_DATA LISTING_.
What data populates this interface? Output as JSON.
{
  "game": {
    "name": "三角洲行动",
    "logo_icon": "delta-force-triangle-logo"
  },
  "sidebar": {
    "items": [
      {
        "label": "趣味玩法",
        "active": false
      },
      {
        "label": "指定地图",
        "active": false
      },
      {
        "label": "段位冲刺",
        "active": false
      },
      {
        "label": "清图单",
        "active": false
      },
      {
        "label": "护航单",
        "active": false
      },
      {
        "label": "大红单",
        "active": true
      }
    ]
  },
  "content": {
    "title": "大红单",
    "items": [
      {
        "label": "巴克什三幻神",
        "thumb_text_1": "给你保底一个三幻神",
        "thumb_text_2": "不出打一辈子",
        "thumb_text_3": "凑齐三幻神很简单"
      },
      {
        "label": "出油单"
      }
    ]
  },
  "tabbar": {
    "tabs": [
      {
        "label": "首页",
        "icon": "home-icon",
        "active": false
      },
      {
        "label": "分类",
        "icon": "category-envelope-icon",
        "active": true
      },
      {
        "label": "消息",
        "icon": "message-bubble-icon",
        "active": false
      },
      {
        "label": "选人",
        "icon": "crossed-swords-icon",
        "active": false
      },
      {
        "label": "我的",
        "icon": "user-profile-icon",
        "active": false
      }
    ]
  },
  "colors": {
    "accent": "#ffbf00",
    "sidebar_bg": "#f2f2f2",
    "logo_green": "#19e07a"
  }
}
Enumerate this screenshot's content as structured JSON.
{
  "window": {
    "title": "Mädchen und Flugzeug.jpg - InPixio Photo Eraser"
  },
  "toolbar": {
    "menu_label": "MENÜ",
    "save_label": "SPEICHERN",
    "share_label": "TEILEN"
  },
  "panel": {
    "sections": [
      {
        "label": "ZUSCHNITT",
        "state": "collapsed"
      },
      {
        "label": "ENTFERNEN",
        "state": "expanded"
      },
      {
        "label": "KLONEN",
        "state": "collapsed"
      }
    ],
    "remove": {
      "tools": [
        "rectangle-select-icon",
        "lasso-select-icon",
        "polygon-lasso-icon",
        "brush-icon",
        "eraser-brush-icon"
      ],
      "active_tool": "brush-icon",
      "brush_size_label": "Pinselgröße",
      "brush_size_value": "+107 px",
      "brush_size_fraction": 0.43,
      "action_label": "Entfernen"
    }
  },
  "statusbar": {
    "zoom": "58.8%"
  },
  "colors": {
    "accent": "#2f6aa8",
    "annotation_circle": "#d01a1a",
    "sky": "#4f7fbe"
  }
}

_SHORT PROBLEM_. From the line holding "Enumerate this screenshot's" down to the final line above, quote every line exactly and only those lines.

_FINISHED TASK_.
Enumerate this screenshot's content as structured JSON.
{
  "window": {
    "title": "Mädchen und Flugzeug.jpg - InPixio Photo Eraser"
  },
  "toolbar": {
    "menu_label": "MENÜ",
    "save_label": "SPEICHERN",
    "share_label": "TEILEN"
  },
  "panel": {
    "sections": [
      {
        "label": "ZUSCHNITT",
        "state": "collapsed"
      },
      {
        "label": "ENTFERNEN",
        "state": "expanded"
      },
      {
        "label": "KLONEN",
        "state": "collapsed"
      }
    ],
    "remove": {
      "tools": [
        "rectangle-select-icon",
        "lasso-select-icon",
        "polygon-lasso-icon",
        "brush-icon",
        "eraser-brush-icon"
      ],
      "active_tool": "brush-icon",
      "brush_size_label": "Pinselgröße",
      "brush_size_value": "+107 px",
      "brush_size_fraction": 0.43,
      "action_label": "Entfernen"
    }
  },
  "statusbar": {
    "zoom": "58.8%"
  },
  "colors": {
    "accent": "#2f6aa8",
    "annotation_circle": "#d01a1a",
    "sky": "#4f7fbe"
  }
}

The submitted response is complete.